Copy out all lines of the records in which the word "mentioned" appears.
* Begin Supplied entries *
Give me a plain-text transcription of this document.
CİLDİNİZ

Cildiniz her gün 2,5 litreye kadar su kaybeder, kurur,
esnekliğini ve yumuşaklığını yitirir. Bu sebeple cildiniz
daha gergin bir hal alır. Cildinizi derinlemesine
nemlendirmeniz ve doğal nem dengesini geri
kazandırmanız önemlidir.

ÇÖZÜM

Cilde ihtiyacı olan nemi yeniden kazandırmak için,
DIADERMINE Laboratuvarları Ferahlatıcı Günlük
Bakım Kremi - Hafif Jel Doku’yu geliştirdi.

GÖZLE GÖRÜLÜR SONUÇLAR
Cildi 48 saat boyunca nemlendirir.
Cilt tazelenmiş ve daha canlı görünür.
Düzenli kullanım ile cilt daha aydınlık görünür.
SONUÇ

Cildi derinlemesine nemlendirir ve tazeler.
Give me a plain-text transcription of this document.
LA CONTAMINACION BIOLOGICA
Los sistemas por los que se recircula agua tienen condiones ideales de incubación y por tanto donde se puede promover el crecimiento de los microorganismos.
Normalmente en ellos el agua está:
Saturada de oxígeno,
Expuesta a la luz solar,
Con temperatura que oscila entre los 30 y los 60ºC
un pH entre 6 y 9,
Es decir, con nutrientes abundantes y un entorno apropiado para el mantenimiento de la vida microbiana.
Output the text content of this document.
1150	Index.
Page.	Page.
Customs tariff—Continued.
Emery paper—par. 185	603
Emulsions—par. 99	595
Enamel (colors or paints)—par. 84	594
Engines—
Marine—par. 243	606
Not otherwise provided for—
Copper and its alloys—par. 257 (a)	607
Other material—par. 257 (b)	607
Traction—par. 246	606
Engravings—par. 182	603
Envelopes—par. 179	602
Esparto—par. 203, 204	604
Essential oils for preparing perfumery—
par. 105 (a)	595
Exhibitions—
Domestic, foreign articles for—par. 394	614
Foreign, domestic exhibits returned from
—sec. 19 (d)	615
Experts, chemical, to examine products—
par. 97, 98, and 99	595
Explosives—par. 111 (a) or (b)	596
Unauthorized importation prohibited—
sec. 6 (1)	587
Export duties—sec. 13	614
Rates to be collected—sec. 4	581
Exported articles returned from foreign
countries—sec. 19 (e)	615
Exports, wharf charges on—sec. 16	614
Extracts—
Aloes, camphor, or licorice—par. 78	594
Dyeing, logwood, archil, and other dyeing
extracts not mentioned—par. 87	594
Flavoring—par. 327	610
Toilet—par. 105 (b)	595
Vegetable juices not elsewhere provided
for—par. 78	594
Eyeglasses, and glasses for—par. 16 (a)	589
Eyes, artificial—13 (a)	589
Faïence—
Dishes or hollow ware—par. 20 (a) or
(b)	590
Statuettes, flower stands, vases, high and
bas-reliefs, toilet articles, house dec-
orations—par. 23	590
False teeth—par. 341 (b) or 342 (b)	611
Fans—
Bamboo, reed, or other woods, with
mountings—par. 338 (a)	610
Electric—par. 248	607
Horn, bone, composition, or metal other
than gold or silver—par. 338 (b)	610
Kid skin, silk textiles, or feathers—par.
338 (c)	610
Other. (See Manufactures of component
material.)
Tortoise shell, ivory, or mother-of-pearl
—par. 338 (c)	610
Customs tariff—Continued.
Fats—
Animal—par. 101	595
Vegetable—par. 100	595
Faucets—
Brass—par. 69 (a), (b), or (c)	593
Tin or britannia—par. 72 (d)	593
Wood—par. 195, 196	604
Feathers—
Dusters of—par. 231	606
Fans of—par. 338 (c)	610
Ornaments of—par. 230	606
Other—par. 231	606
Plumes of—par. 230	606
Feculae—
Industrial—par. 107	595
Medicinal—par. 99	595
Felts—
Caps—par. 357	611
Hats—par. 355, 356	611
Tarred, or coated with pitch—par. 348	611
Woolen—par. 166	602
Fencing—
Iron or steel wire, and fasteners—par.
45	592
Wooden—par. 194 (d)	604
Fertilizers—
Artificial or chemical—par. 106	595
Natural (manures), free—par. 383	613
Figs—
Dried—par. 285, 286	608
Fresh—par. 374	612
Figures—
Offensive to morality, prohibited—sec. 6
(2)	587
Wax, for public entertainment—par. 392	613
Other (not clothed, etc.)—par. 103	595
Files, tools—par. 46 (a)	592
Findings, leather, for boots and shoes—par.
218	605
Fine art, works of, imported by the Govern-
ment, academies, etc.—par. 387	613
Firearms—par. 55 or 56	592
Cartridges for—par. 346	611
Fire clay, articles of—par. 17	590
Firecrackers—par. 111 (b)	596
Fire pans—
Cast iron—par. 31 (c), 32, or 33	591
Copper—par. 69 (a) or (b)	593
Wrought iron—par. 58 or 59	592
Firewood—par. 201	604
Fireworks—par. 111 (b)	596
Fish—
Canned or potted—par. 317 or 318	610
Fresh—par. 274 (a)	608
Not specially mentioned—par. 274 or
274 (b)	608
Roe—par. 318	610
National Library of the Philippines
* End Supplied entries *
Response:
extracts not mentioned—par. 87	594
Not specially mentioned—par. 274 or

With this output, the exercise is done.